--- Set task ---
Transcribe all the entries word for word, skipping the pictures.
---
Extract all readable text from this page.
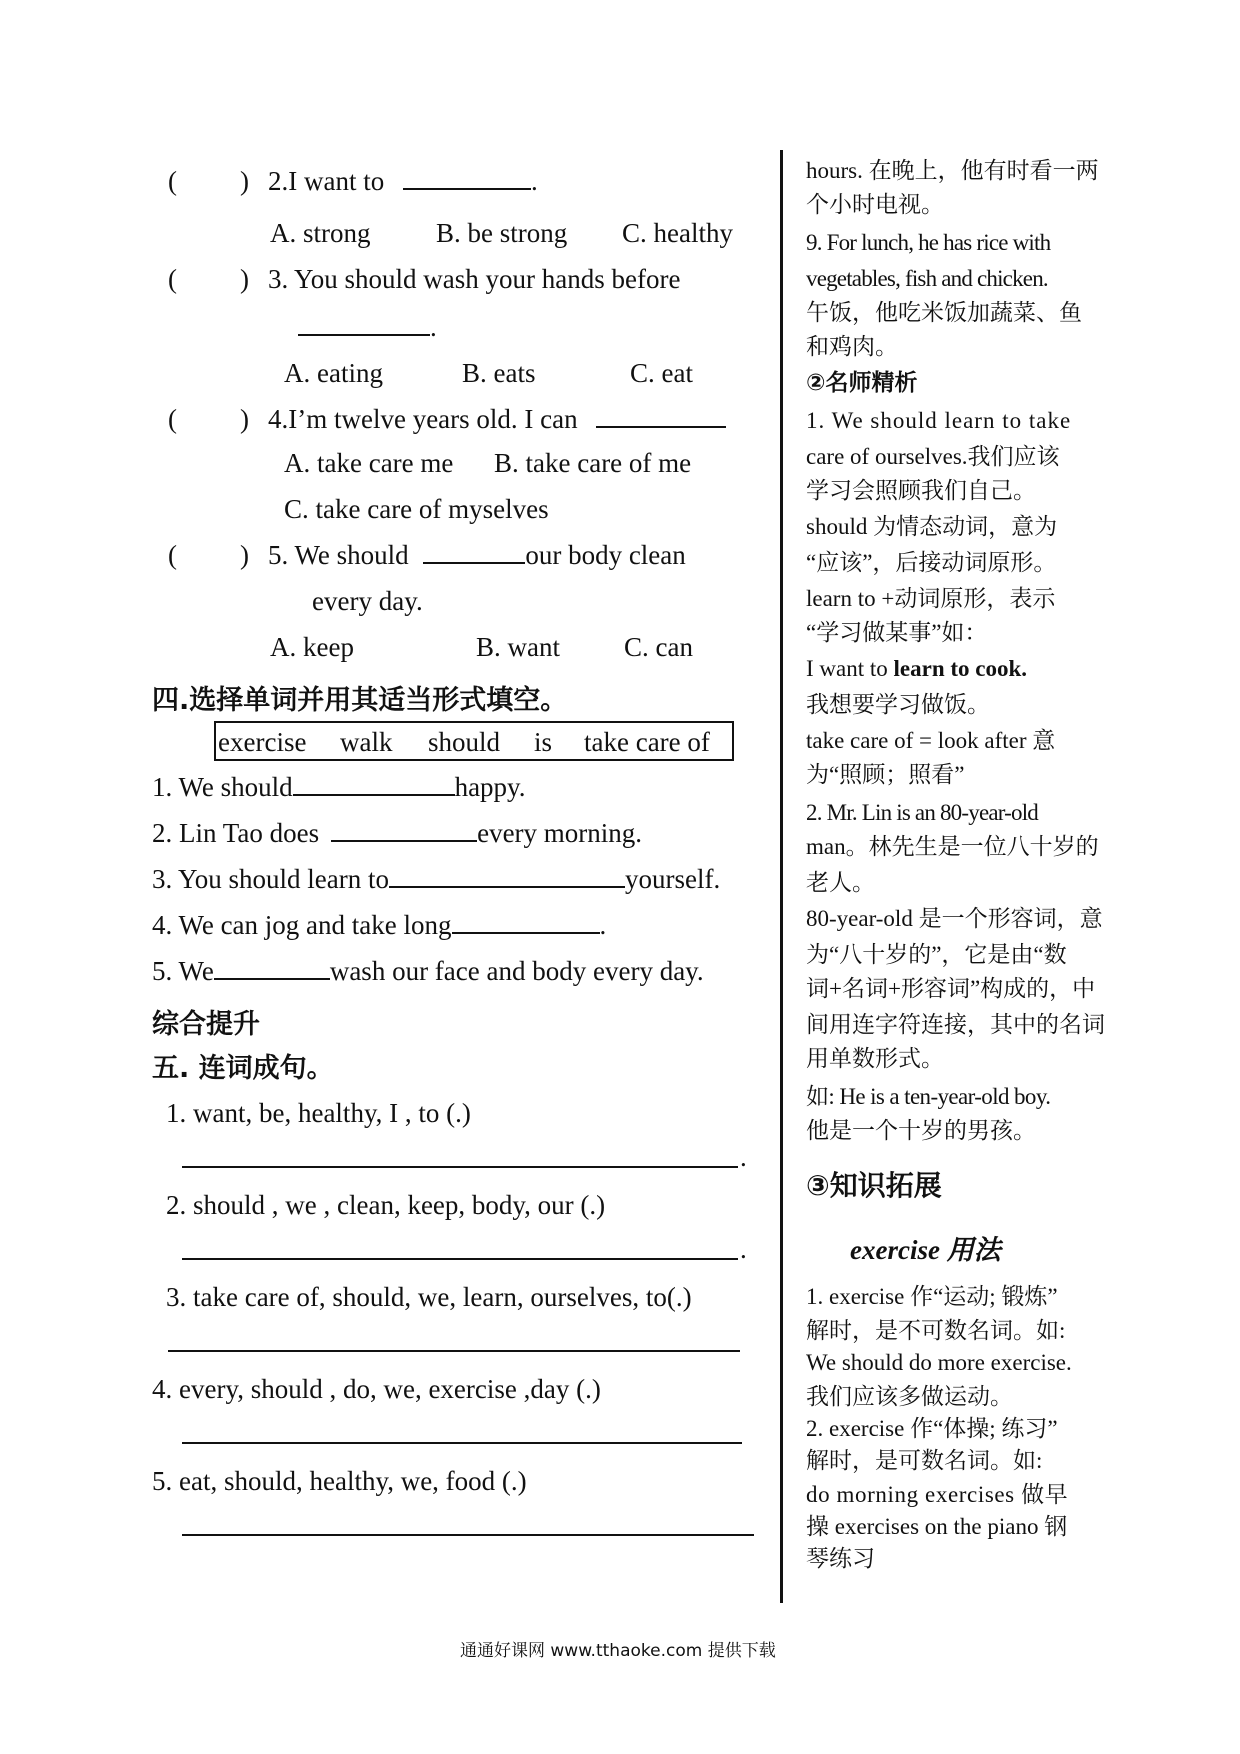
( ) 2.I want to	.
A. strong B. be strong C. healthy
( ) 3. You should wash your hands before
.
A. eating	B. eats	C. eat
( ) 4.I’m twelve years old. I can
A. take care me B. take care of me
C. take care of myselves
( ) 5. We should	our body clean
every day.
A. keep	B. want C. can
四.选择单词并用其适当形式填空。
exercise walk should is take care of
1. We should	happy.
2. Lin Tao does	every morning.
3. You should learn to	yourself.
4. We can jog and take long	.
5. We	wash our face and body every day.
综合提升
五. 连词成句。
1. want, be, healthy, I , to (.)
.
2. should , we , clean, keep, body, our (.)
.
3. take care of, should, we, learn, ourselves, to(.)
4. every, should , do, we, exercise ,day (.)
5. eat, should, healthy, we, food (.)
hours. 在晚上，他有时看一两
个小时电视。
9. For lunch, he has rice with
vegetables, fish and chicken.
午饭，他吃米饭加蔬菜、鱼
和鸡肉。
②名师精析
1. We should learn to take
care of ourselves.我们应该
学习会照顾我们自己。
should 为情态动词，意为
“应该”，后接动词原形。
learn to +动词原形，表示
“学习做某事”如：
I want to learn to cook.
我想要学习做饭。
take care of = look after 意
为“照顾；照看”
2. Mr. Lin is an 80-year-old
man。林先生是一位八十岁的
老人。
80-year-old 是一个形容词，意
为“八十岁的”，它是由“数
词+名词+形容词”构成的，中
间用连字符连接，其中的名词
用单数形式。
如: He is a ten-year-old boy.
他是一个十岁的男孩。
③知识拓展
exercise 用法
1. exercise 作“运动; 锻炼”
解时，是不可数名词。如:
We should do more exercise.
我们应该多做运动。
2. exercise 作“体操; 练习”
解时，是可数名词。如:
do morning exercises 做早
操 exercises on the piano 钢
琴练习
通通好课网 www.tthaoke.com 提供下载
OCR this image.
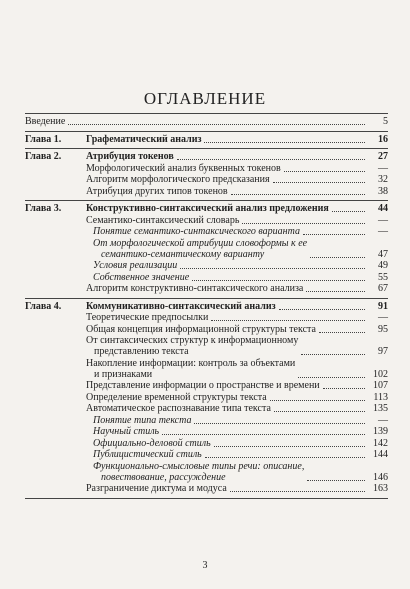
ОГЛАВЛЕНИЕ
Введение	5
Глава 1.	Графематический анализ	16
Глава 2.	Атрибуция токенов	27
Морфологический анализ буквенных токенов	—
Алгоритм морфологического предсказания	32
Атрибуция других типов токенов	38
Глава 3.	Конструктивно-синтаксический анализ предложения	44
Семантико-синтаксический словарь	—
Понятие семантико-синтаксического варианта	—
От морфологической атрибуции словоформы к ее
семантико-семантическому варианту	47
Условия реализации	49
Собственное значение	55
Алгоритм конструктивно-синтаксического анализа	67
Глава 4.	Коммуникативно-синтаксический анализ	91
Теоретические предпосылки	—
Общая концепция информационной структуры текста	95
От синтаксических структур к информационному
представлению текста	97
Накопление информации: контроль за объектами
и признаками	102
Представление информации о пространстве и времени	107
Определение временной структуры текста	113
Автоматическое распознавание типа текста	135
Понятие типа текста	—
Научный стиль	139
Официально-деловой стиль	142
Публицистический стиль	144
Функционально-смысловые типы речи: описание,
повествование, рассуждение	146
Разграничение диктума и модуса	163
3
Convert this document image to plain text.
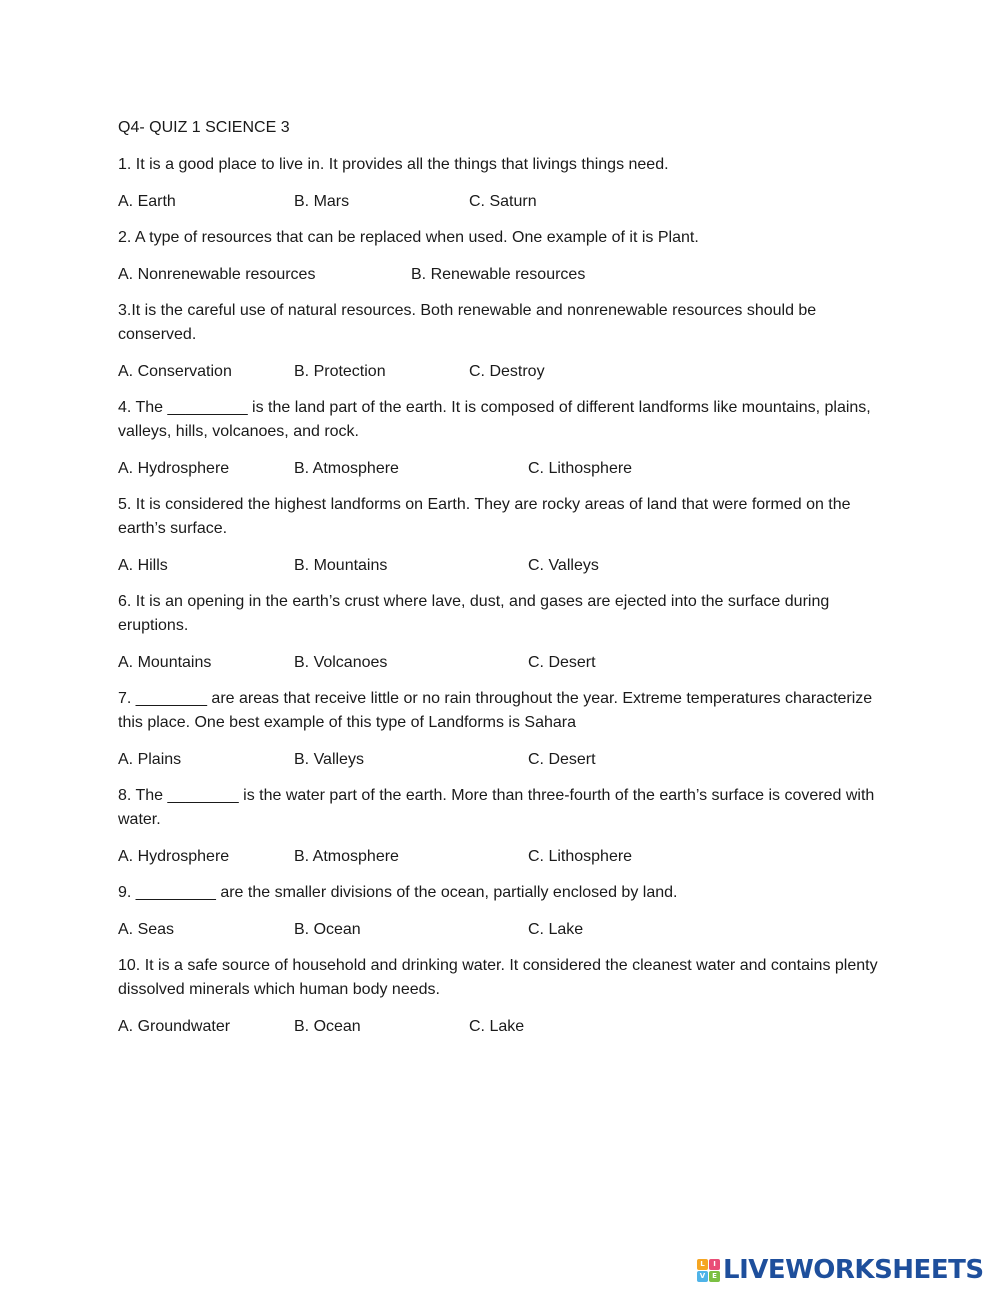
Q4- QUIZ 1 SCIENCE 3
1. It is a good place to live in. It provides all the things that livings things need.
A. Earth	B. Mars	C. Saturn
2. A type of resources that can be replaced when used. One example of it is Plant.
A. Nonrenewable resources	B. Renewable resources
3.It is the careful use of natural resources. Both renewable and nonrenewable resources should be conserved.
A. Conservation	B. Protection	C. Destroy
4. The _________ is the land part of the earth. It is composed of different landforms like mountains, plains, valleys, hills, volcanoes, and rock.
A. Hydrosphere	B. Atmosphere	C. Lithosphere
5. It is considered the highest landforms on Earth. They are rocky areas of land that were formed on the earth’s surface.
A. Hills	B. Mountains	C. Valleys
6. It is an opening in the earth’s crust where lave, dust, and gases are ejected into the surface during eruptions.
A. Mountains	B. Volcanoes	C. Desert
7. ________ are areas that receive little or no rain throughout the year. Extreme temperatures characterize this place. One best example of this type of Landforms is Sahara
A. Plains	B. Valleys	C. Desert
8. The ________ is the water part of the earth. More than three-fourth of the earth’s surface is covered with water.
A. Hydrosphere	B. Atmosphere	C. Lithosphere
9. _________ are the smaller divisions of the ocean, partially enclosed by land.
A. Seas	B. Ocean	C. Lake
10. It is a safe source of household and drinking water. It considered the cleanest water and contains plenty dissolved minerals which human body needs.
A. Groundwater	B. Ocean	C. Lake
L	I
V E LIVEWORKSHEETS
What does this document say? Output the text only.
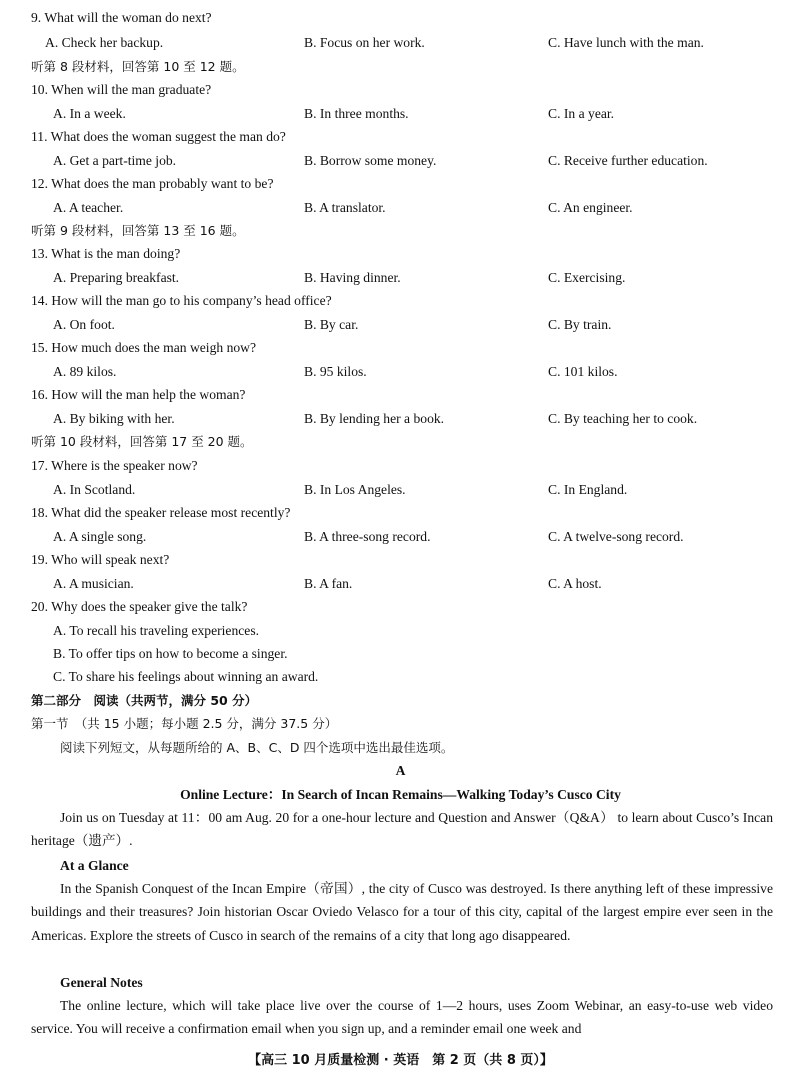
9. What will the woman do next?
A. Check her backup.	B. Focus on her work.	C. Have lunch with the man.
听第 8 段材料，回答第 10 至 12 题。
10. When will the man graduate?
A. In a week.	B. In three months.	C. In a year.
11. What does the woman suggest the man do?
A. Get a part-time job.	B. Borrow some money.	C. Receive further education.
12. What does the man probably want to be?
A. A teacher.	B. A translator.	C. An engineer.
听第 9 段材料，回答第 13 至 16 题。
13. What is the man doing?
A. Preparing breakfast.	B. Having dinner.	C. Exercising.
14. How will the man go to his company’s head office?
A. On foot.	B. By car.	C. By train.
15. How much does the man weigh now?
A. 89 kilos.	B. 95 kilos.	C. 101 kilos.
16. How will the man help the woman?
A. By biking with her.	B. By lending her a book.	C. By teaching her to cook.
听第 10 段材料，回答第 17 至 20 题。
17. Where is the speaker now?
A. In Scotland.	B. In Los Angeles.	C. In England.
18. What did the speaker release most recently?
A. A single song.	B. A three-song record.	C. A twelve-song record.
19. Who will speak next?
A. A musician.	B. A fan.	C. A host.
20. Why does the speaker give the talk?
A. To recall his traveling experiences.
B. To offer tips on how to become a singer.
C. To share his feelings about winning an award.
第二部分　阅读（共两节，满分 50 分）
第一节　（共 15 小题；每小题 2.5 分，满分 37.5 分）
阅读下列短文，从每题所给的 A、B、C、D 四个选项中选出最佳选项。
A
Online Lecture：In Search of Incan Remains—Walking Today’s Cusco City
Join us on Tuesday at 11：00 am Aug. 20 for a one-hour lecture and Question and Answer（Q&A） to learn about Cusco’s Incan heritage（遗产）.
At a Glance
In the Spanish Conquest of the Incan Empire（帝国）, the city of Cusco was destroyed. Is there anything left of these impressive buildings and their treasures? Join historian Oscar Oviedo Velasco for a tour of this city, capital of the largest empire ever seen in the Americas. Explore the streets of Cusco in search of the remains of a city that long ago disappeared.
General Notes
The online lecture, which will take place live over the course of 1—2 hours, uses Zoom Webinar, an easy-to-use web video service. You will receive a confirmation email when you sign up, and a reminder email one week and
【高三 10 月质量检测 · 英语　第 2 页（共 8 页）】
---
--- Response ---
Extract all readable text from this page.
( ) 2.I want to	.
A. strong B. be strong C. healthy
( ) 3. You should wash your hands before
.
A. eating	B. eats	C. eat
( ) 4.I’m twelve years old. I can
A. take care me B. take care of me
C. take care of myselves
( ) 5. We should	our body clean
every day.
A. keep	B. want C. can
四.选择单词并用其适当形式填空。
exercise walk should is take care of
1. We should	happy.
2. Lin Tao does	every morning.
3. You should learn to	yourself.
4. We can jog and take long	.
5. We	wash our face and body every day.
综合提升
五. 连词成句。
1. want, be, healthy, I , to (.)
.
2. should , we , clean, keep, body, our (.)
.
3. take care of, should, we, learn, ourselves, to(.)
4. every, should , do, we, exercise ,day (.)
5. eat, should, healthy, we, food (.)
hours. 在晚上，他有时看一两
个小时电视。
9. For lunch, he has rice with
vegetables, fish and chicken.
午饭，他吃米饭加蔬菜、鱼
和鸡肉。
②名师精析
1. We should learn to take
care of ourselves.我们应该
学习会照顾我们自己。
should 为情态动词，意为
“应该”，后接动词原形。
learn to +动词原形，表示
“学习做某事”如：
I want to learn to cook.
我想要学习做饭。
take care of = look after 意
为“照顾；照看”
2. Mr. Lin is an 80-year-old
man。林先生是一位八十岁的
老人。
80-year-old 是一个形容词，意
为“八十岁的”，它是由“数
词+名词+形容词”构成的，中
间用连字符连接，其中的名词
用单数形式。
如: He is a ten-year-old boy.
他是一个十岁的男孩。
③知识拓展
exercise 用法
1. exercise 作“运动; 锻炼”
解时，是不可数名词。如:
We should do more exercise.
我们应该多做运动。
2. exercise 作“体操; 练习”
解时，是可数名词。如:
do morning exercises 做早
操 exercises on the piano 钢
琴练习
通通好课网 www.tthaoke.com 提供下载
OCR this image.
ОГЛАВЛЕНИЕ
Введение	5
Глава 1.	Графематический анализ	16
Глава 2.	Атрибуция токенов	27
Морфологический анализ буквенных токенов	—
Алгоритм морфологического предсказания	32
Атрибуция других типов токенов	38
Глава 3.	Конструктивно-синтаксический анализ предложения	44
Семантико-синтаксический словарь	—
Понятие семантико-синтаксического варианта	—
От морфологической атрибуции словоформы к ее
семантико-семантическому варианту	47
Условия реализации	49
Собственное значение	55
Алгоритм конструктивно-синтаксического анализа	67
Глава 4.	Коммуникативно-синтаксический анализ	91
Теоретические предпосылки	—
Общая концепция информационной структуры текста	95
От синтаксических структур к информационному
представлению текста	97
Накопление информации: контроль за объектами
и признаками	102
Представление информации о пространстве и времени	107
Определение временной структуры текста	113
Автоматическое распознавание типа текста	135
Понятие типа текста	—
Научный стиль	139
Официально-деловой стиль	142
Публицистический стиль	144
Функционально-смысловые типы речи: описание,
повествование, рассуждение	146
Разграничение диктума и модуса	163
3
Convert this document image to plain text.
Q4- QUIZ 1 SCIENCE 3
1. It is a good place to live in. It provides all the things that livings things need.
A. Earth	B. Mars	C. Saturn
2. A type of resources that can be replaced when used. One example of it is Plant.
A. Nonrenewable resources	B. Renewable resources
3.It is the careful use of natural resources. Both renewable and nonrenewable resources should be conserved.
A. Conservation	B. Protection	C. Destroy
4. The _________ is the land part of the earth. It is composed of different landforms like mountains, plains, valleys, hills, volcanoes, and rock.
A. Hydrosphere	B. Atmosphere	C. Lithosphere
5. It is considered the highest landforms on Earth. They are rocky areas of land that were formed on the earth’s surface.
A. Hills	B. Mountains	C. Valleys
6. It is an opening in the earth’s crust where lave, dust, and gases are ejected into the surface during eruptions.
A. Mountains	B. Volcanoes	C. Desert
7. ________ are areas that receive little or no rain throughout the year. Extreme temperatures characterize this place. One best example of this type of Landforms is Sahara
A. Plains	B. Valleys	C. Desert
8. The ________ is the water part of the earth. More than three-fourth of the earth’s surface is covered with water.
A. Hydrosphere	B. Atmosphere	C. Lithosphere
9. _________ are the smaller divisions of the ocean, partially enclosed by land.
A. Seas	B. Ocean	C. Lake
10. It is a safe source of household and drinking water. It considered the cleanest water and contains plenty dissolved minerals which human body needs.
A. Groundwater	B. Ocean	C. Lake
L	I
V E LIVEWORKSHEETS
What does this document say? Output the text only.
9. What will the woman do next?
A. Check her backup.	B. Focus on her work.	C. Have lunch with the man.
听第 8 段材料，回答第 10 至 12 题。
10. When will the man graduate?
A. In a week.	B. In three months.	C. In a year.
11. What does the woman suggest the man do?
A. Get a part-time job.	B. Borrow some money.	C. Receive further education.
12. What does the man probably want to be?
A. A teacher.	B. A translator.	C. An engineer.
听第 9 段材料，回答第 13 至 16 题。
13. What is the man doing?
A. Preparing breakfast.	B. Having dinner.	C. Exercising.
14. How will the man go to his company’s head office?
A. On foot.	B. By car.	C. By train.
15. How much does the man weigh now?
A. 89 kilos.	B. 95 kilos.	C. 101 kilos.
16. How will the man help the woman?
A. By biking with her.	B. By lending her a book.	C. By teaching her to cook.
听第 10 段材料，回答第 17 至 20 题。
17. Where is the speaker now?
A. In Scotland.	B. In Los Angeles.	C. In England.
18. What did the speaker release most recently?
A. A single song.	B. A three-song record.	C. A twelve-song record.
19. Who will speak next?
A. A musician.	B. A fan.	C. A host.
20. Why does the speaker give the talk?
A. To recall his traveling experiences.
B. To offer tips on how to become a singer.
C. To share his feelings about winning an award.
第二部分　阅读（共两节，满分 50 分）
第一节　（共 15 小题；每小题 2.5 分，满分 37.5 分）
阅读下列短文，从每题所给的 A、B、C、D 四个选项中选出最佳选项。
A
Online Lecture：In Search of Incan Remains—Walking Today’s Cusco City
Join us on Tuesday at 11：00 am Aug. 20 for a one-hour lecture and Question and Answer（Q&A） to learn about Cusco’s Incan heritage（遗产）.
At a Glance
In the Spanish Conquest of the Incan Empire（帝国）, the city of Cusco was destroyed. Is there anything left of these impressive buildings and their treasures? Join historian Oscar Oviedo Velasco for a tour of this city, capital of the largest empire ever seen in the Americas. Explore the streets of Cusco in search of the remains of a city that long ago disappeared.
General Notes
The online lecture, which will take place live over the course of 1—2 hours, uses Zoom Webinar, an easy-to-use web video service. You will receive a confirmation email when you sign up, and a reminder email one week and
【高三 10 月质量检测 · 英语　第 2 页（共 8 页）】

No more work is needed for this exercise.